*RECORDS PROVIDED*

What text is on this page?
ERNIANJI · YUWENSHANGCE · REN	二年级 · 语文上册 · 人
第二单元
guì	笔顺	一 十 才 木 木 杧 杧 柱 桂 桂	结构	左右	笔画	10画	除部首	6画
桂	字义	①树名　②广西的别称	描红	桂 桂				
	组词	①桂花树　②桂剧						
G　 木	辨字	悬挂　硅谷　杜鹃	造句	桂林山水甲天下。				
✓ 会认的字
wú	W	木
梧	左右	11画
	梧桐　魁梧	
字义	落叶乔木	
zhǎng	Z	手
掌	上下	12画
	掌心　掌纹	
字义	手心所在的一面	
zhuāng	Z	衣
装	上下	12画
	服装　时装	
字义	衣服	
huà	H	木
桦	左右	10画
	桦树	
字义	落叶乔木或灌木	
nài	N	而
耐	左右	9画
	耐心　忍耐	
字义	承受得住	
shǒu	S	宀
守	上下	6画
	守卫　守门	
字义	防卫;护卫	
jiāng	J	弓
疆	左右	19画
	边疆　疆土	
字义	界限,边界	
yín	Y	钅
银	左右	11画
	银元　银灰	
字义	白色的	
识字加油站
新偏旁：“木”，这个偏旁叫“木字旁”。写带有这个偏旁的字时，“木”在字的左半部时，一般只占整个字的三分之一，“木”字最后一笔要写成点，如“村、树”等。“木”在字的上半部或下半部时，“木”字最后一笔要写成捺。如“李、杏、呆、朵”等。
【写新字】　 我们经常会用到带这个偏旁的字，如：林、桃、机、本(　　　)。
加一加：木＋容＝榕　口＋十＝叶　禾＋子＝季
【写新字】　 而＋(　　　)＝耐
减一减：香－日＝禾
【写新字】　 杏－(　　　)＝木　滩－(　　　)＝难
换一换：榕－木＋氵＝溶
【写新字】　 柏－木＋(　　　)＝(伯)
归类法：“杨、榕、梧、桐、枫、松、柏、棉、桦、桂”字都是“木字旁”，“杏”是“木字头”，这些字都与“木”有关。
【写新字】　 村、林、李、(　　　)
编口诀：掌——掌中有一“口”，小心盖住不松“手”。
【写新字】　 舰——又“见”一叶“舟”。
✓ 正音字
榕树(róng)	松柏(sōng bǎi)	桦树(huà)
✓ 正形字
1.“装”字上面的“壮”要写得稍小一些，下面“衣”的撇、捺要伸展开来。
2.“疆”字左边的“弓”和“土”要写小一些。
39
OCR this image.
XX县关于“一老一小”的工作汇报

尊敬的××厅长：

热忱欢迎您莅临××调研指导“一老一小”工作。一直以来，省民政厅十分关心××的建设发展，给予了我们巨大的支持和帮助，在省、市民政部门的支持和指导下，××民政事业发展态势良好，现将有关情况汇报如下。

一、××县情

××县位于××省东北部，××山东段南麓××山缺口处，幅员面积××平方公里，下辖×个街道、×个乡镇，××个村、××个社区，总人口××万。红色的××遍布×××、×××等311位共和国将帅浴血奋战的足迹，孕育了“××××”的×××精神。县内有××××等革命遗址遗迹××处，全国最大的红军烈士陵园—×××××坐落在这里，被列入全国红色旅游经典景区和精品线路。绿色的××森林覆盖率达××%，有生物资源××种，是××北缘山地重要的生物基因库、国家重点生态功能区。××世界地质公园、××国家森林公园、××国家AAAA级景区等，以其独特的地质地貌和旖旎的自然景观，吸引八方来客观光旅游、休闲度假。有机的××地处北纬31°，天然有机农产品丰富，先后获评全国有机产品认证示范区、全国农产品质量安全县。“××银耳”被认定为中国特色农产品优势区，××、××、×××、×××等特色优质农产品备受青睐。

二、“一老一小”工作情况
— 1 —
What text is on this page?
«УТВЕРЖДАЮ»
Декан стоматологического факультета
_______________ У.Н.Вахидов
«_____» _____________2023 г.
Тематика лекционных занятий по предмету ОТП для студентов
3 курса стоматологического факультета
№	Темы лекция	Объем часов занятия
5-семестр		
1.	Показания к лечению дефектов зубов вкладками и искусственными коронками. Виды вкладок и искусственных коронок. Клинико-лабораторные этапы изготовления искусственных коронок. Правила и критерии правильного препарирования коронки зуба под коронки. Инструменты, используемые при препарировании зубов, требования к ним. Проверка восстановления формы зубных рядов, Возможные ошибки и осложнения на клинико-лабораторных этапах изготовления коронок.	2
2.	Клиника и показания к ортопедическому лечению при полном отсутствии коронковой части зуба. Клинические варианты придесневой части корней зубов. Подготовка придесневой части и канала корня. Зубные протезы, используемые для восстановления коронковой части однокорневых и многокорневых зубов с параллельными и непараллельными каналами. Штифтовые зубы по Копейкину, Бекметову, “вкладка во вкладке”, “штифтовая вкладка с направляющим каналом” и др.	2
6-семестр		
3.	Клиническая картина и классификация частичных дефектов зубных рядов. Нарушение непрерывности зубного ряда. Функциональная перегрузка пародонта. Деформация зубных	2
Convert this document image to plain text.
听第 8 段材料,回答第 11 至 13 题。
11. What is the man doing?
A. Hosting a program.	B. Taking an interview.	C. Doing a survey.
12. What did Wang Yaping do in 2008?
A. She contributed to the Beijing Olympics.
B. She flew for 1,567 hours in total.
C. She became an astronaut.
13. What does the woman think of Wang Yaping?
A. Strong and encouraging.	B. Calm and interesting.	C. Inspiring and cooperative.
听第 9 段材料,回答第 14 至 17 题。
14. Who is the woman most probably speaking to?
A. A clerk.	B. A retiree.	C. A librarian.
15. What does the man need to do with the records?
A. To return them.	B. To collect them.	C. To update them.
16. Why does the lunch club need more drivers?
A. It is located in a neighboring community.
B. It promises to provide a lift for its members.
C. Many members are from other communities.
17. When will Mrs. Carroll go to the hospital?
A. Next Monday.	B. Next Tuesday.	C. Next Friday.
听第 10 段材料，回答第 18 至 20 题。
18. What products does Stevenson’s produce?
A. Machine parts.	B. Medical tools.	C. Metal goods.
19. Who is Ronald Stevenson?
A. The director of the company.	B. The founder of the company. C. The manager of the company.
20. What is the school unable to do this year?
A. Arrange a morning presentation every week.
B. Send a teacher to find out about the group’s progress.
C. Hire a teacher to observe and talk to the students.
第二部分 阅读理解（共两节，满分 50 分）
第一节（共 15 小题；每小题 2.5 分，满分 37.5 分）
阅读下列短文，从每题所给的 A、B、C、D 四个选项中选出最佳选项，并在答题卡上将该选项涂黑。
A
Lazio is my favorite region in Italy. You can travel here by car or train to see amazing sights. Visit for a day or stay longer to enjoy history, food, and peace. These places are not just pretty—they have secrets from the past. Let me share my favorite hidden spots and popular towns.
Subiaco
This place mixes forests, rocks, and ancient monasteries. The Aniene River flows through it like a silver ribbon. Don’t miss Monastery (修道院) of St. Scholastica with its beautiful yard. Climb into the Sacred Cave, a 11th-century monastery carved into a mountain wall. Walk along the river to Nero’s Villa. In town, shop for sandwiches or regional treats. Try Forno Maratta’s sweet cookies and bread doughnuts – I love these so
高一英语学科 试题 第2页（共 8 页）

*EXERCISE INSTRUCTIONS*
Out of the material above, select every line that holds the string "Stevenson".

*THE SOLUTION*
18. What products does Stevenson’s produce?
19. Who is Ronald Stevenson?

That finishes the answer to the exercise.